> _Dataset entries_

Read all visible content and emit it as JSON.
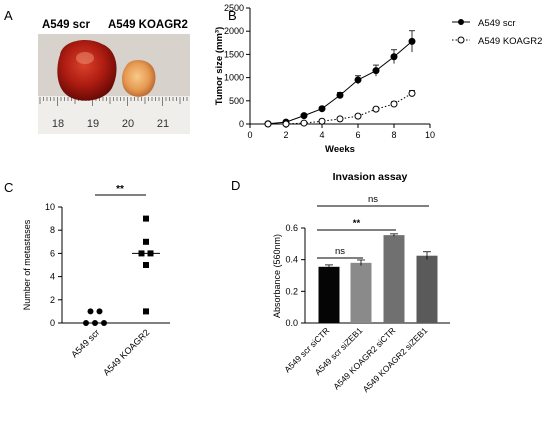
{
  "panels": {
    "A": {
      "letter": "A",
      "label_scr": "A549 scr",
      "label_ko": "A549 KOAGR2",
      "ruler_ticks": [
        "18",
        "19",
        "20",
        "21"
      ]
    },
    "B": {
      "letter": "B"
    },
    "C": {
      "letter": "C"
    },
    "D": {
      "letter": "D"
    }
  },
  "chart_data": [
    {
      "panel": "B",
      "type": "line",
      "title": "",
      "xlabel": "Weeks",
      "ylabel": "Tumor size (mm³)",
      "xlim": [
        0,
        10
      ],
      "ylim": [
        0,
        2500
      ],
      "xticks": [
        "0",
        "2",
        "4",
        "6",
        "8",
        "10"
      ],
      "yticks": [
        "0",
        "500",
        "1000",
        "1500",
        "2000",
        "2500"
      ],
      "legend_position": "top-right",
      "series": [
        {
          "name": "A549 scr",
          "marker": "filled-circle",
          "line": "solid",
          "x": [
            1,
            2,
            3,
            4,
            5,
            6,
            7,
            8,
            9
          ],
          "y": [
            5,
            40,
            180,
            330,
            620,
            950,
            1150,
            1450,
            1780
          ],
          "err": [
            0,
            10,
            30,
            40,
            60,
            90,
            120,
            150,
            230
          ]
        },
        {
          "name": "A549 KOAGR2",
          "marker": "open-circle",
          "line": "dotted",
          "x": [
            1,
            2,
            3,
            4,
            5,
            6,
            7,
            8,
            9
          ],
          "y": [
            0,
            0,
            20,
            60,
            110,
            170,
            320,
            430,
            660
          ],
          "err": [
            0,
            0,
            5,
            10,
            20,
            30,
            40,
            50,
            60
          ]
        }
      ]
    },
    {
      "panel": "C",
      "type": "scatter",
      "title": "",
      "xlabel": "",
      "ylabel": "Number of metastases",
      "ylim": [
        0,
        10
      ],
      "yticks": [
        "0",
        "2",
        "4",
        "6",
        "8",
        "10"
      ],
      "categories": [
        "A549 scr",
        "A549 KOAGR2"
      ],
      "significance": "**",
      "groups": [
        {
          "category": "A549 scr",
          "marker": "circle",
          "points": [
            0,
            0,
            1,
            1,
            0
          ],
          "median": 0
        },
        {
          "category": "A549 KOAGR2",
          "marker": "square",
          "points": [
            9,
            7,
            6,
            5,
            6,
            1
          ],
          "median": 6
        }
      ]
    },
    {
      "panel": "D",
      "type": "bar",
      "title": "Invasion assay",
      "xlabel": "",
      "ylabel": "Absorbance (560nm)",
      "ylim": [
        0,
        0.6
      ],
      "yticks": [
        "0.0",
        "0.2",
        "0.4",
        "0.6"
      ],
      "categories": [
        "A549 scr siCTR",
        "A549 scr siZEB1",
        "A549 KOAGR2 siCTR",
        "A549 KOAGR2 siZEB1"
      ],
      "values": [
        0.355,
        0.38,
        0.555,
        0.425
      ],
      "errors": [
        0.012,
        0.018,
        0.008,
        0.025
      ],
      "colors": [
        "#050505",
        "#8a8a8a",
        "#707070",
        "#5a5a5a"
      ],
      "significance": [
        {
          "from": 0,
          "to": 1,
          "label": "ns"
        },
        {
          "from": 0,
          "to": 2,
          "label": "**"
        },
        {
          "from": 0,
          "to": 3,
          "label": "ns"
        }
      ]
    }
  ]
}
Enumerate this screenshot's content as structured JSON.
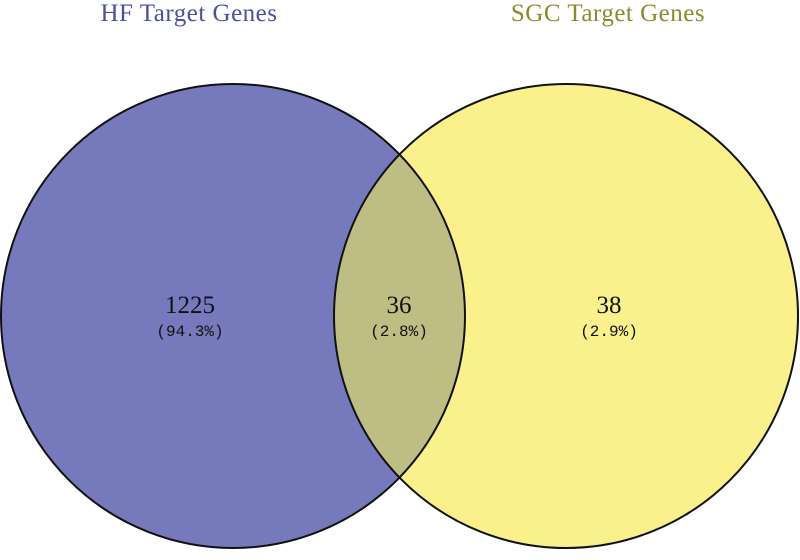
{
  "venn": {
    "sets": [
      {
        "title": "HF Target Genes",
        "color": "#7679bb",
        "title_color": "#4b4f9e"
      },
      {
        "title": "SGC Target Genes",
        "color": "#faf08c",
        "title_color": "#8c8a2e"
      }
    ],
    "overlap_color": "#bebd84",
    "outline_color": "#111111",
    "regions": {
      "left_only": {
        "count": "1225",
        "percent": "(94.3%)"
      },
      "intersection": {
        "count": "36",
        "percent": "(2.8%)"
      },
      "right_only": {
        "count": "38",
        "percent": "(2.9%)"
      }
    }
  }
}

> _What is being asked_
Find every line of the data that includes the string "circle". Copy each of those lines.

> _Response_
          "marker": "filled-circle",
          "marker": "open-circle",
          "marker": "circle",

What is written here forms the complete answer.